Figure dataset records
◇ ◇ ◇ ◇ ◇

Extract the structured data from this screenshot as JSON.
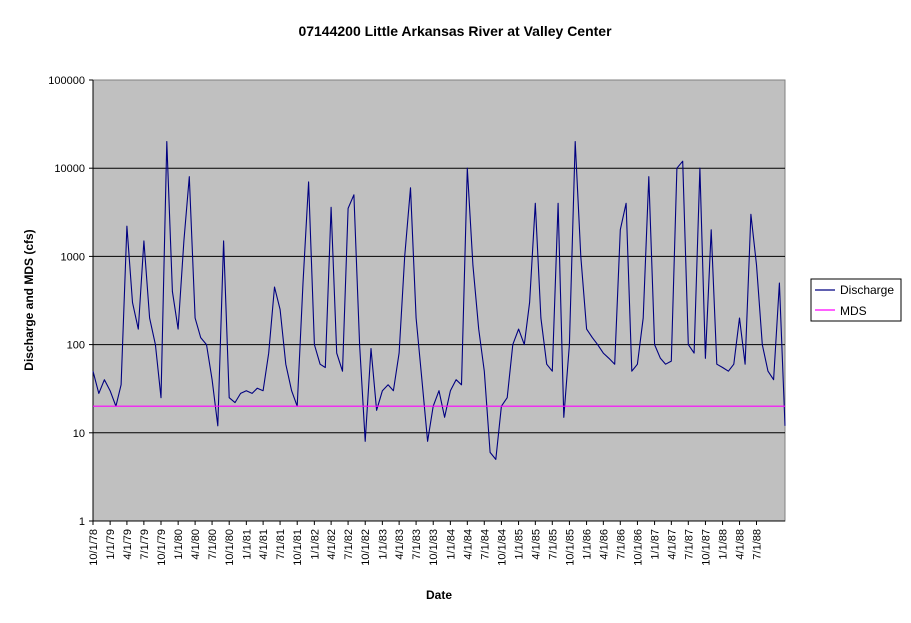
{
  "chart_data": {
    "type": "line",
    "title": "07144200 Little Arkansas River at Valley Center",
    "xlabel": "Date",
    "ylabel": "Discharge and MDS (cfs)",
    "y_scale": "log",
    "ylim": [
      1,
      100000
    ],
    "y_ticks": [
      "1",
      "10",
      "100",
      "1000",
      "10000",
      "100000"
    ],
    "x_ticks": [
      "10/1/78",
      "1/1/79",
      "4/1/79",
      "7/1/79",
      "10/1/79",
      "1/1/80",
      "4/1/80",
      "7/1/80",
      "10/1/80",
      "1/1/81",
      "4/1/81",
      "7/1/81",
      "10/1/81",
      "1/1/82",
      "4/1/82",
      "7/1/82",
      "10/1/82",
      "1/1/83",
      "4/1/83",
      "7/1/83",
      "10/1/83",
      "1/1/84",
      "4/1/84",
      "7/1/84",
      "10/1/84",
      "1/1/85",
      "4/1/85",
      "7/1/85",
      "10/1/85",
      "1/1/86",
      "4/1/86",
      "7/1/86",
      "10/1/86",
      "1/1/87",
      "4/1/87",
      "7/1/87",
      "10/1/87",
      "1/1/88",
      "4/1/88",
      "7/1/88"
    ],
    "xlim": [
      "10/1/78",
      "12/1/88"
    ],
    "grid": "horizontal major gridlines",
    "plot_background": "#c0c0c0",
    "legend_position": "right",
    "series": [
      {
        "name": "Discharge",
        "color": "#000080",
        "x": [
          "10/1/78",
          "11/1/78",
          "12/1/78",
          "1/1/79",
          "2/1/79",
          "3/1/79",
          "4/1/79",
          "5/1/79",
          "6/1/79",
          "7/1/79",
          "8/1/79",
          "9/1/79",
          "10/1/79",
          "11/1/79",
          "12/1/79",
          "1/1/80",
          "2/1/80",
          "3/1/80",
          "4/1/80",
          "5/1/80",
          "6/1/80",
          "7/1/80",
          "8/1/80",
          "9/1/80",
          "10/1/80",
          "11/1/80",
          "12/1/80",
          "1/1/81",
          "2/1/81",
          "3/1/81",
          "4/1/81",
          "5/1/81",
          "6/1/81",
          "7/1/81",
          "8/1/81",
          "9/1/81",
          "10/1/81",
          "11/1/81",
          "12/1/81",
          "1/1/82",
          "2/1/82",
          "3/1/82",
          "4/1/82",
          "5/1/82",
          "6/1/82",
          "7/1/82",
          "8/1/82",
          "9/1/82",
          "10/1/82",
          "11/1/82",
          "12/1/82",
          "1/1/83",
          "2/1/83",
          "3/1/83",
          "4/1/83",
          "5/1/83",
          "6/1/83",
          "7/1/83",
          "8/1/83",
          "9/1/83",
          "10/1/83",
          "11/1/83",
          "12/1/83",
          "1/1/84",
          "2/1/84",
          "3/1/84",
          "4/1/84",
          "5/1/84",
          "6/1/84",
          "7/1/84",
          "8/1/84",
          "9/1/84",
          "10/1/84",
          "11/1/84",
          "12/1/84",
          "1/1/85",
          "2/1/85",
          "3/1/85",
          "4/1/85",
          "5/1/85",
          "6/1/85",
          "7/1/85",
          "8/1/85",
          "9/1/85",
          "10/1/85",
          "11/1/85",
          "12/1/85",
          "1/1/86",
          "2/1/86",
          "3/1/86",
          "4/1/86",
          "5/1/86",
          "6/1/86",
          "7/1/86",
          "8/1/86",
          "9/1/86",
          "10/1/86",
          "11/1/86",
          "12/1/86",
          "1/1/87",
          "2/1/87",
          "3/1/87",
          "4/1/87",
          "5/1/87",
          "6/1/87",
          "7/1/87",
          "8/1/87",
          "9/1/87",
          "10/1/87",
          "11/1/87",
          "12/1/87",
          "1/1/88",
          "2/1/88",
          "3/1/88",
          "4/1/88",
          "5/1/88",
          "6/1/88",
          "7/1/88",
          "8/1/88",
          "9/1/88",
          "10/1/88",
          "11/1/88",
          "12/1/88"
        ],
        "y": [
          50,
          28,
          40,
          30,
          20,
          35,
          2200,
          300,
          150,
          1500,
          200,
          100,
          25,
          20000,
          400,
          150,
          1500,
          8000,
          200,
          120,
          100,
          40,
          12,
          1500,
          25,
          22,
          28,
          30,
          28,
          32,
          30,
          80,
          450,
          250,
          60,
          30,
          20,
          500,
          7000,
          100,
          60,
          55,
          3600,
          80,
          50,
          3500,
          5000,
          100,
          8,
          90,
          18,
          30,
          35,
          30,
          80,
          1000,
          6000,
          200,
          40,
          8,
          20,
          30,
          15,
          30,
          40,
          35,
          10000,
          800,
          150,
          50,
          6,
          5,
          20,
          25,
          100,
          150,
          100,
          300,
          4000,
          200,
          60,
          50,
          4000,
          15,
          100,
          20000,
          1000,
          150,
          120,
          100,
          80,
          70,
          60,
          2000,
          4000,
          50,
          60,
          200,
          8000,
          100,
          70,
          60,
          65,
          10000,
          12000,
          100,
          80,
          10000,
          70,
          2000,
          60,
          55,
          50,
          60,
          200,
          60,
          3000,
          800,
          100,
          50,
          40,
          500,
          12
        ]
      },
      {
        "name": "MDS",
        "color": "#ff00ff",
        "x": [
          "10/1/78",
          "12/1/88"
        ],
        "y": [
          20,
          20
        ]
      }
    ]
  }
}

◇ ◇ ◇ ◇ ◇

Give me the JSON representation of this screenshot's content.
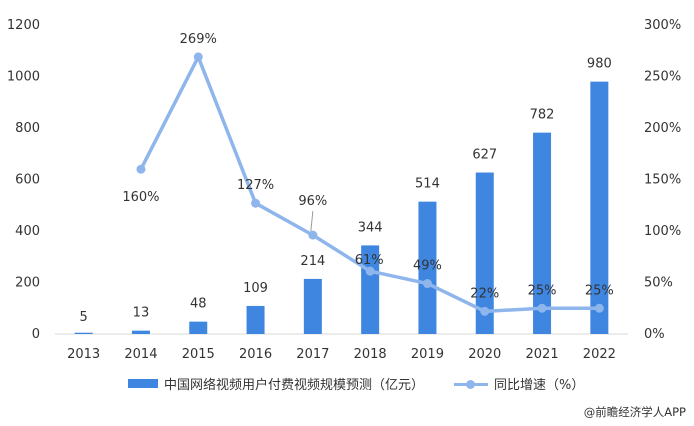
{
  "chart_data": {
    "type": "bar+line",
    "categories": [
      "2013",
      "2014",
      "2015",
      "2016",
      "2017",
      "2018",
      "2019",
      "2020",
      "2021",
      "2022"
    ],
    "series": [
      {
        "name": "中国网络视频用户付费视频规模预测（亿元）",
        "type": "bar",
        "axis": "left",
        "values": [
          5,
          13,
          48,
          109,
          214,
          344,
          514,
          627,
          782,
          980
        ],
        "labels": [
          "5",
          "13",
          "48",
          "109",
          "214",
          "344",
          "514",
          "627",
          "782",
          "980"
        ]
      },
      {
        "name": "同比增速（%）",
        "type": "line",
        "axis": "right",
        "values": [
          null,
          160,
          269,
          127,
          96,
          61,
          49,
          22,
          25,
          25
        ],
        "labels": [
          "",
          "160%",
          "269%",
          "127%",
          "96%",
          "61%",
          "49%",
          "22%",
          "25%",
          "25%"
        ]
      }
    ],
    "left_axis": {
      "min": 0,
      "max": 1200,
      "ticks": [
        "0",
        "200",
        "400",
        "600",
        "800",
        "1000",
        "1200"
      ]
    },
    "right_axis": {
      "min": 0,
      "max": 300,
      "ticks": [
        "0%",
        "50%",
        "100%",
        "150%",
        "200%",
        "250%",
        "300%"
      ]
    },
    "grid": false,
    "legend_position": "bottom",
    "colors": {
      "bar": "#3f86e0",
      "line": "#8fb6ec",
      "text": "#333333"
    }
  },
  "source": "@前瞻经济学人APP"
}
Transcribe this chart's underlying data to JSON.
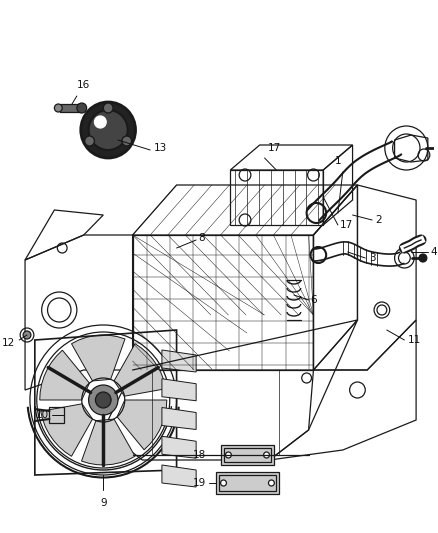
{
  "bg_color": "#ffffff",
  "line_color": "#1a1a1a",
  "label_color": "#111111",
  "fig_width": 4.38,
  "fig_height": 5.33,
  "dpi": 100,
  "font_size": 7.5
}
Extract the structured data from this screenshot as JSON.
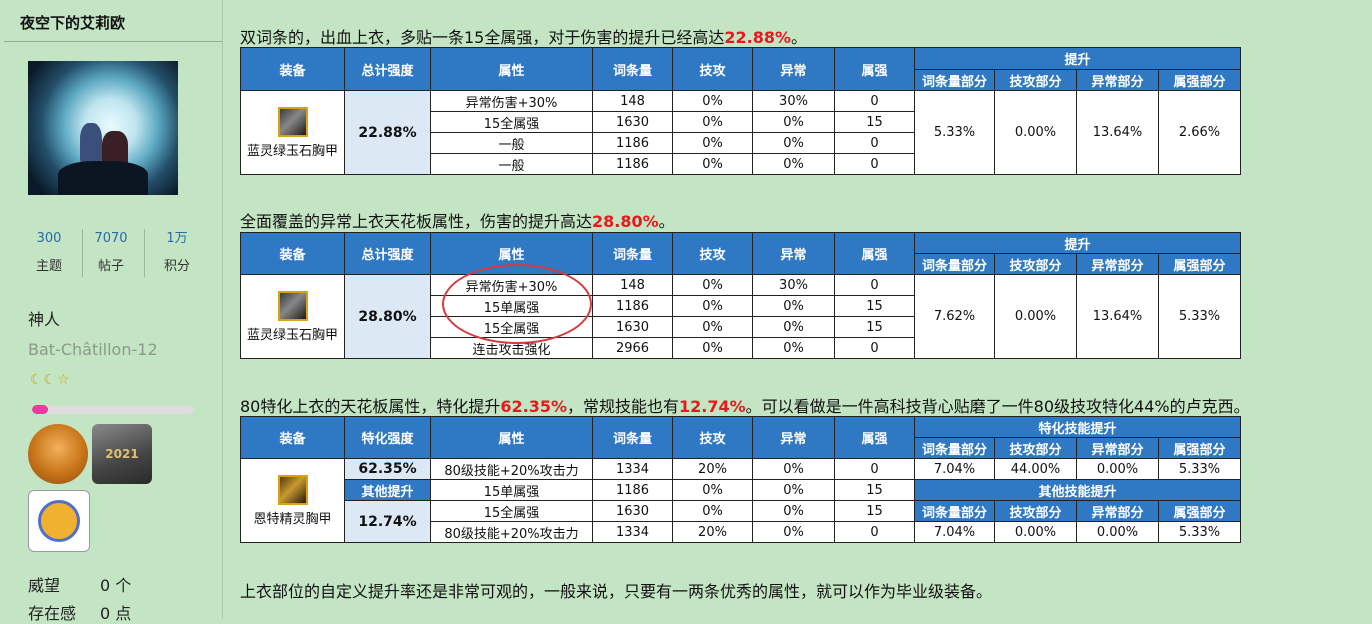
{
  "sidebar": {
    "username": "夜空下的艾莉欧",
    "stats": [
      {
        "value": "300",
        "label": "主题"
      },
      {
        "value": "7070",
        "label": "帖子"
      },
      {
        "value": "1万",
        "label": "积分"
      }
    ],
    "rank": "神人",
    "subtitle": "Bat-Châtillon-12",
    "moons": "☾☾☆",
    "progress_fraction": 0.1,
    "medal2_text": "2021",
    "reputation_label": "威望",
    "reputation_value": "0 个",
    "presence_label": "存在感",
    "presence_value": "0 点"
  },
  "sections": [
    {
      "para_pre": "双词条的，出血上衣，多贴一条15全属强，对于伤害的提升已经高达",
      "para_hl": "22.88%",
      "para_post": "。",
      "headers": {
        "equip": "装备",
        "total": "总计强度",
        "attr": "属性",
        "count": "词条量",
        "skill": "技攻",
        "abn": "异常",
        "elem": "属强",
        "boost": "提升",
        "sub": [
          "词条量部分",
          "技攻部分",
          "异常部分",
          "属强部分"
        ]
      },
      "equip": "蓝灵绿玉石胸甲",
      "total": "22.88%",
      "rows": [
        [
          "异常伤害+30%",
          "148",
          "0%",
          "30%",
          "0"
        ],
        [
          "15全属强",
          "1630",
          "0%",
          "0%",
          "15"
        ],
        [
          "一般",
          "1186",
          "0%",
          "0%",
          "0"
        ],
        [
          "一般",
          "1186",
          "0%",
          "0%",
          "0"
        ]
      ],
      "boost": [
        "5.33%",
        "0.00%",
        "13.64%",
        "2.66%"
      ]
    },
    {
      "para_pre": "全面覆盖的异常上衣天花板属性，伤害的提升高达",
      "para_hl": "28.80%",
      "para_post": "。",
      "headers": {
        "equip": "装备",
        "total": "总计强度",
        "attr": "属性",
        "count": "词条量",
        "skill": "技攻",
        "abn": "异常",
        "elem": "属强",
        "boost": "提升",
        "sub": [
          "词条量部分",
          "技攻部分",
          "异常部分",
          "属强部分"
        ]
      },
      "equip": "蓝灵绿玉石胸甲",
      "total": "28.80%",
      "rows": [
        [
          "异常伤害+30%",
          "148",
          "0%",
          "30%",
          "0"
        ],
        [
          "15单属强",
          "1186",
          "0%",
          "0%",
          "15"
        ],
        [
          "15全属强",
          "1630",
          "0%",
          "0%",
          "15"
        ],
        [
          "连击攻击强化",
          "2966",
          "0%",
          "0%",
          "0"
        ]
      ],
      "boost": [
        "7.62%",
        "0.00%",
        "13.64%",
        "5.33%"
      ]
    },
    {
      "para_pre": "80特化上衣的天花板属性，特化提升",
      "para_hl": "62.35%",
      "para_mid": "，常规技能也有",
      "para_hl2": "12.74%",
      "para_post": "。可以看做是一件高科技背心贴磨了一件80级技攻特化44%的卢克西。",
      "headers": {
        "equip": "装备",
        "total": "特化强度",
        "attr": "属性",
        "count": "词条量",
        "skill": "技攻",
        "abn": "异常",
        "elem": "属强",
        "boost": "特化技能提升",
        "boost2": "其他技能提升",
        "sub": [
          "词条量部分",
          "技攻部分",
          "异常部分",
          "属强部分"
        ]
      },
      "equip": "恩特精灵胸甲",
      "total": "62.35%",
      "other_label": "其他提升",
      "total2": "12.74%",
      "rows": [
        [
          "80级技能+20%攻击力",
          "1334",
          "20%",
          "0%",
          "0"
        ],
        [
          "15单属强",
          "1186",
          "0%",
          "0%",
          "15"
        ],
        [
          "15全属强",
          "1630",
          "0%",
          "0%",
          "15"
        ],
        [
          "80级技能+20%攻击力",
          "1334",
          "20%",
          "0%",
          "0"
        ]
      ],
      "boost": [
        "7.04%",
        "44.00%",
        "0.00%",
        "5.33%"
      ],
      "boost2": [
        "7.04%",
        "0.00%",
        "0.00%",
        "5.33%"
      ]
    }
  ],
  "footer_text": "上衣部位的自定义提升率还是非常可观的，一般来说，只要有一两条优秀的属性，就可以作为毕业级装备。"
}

◇ ◇ ◇ ◇ ◇

- TASK REQUIREMENTS
Lines containing "grid" are to be counted. State the total and add nothing.

- CORRECT RESULT
2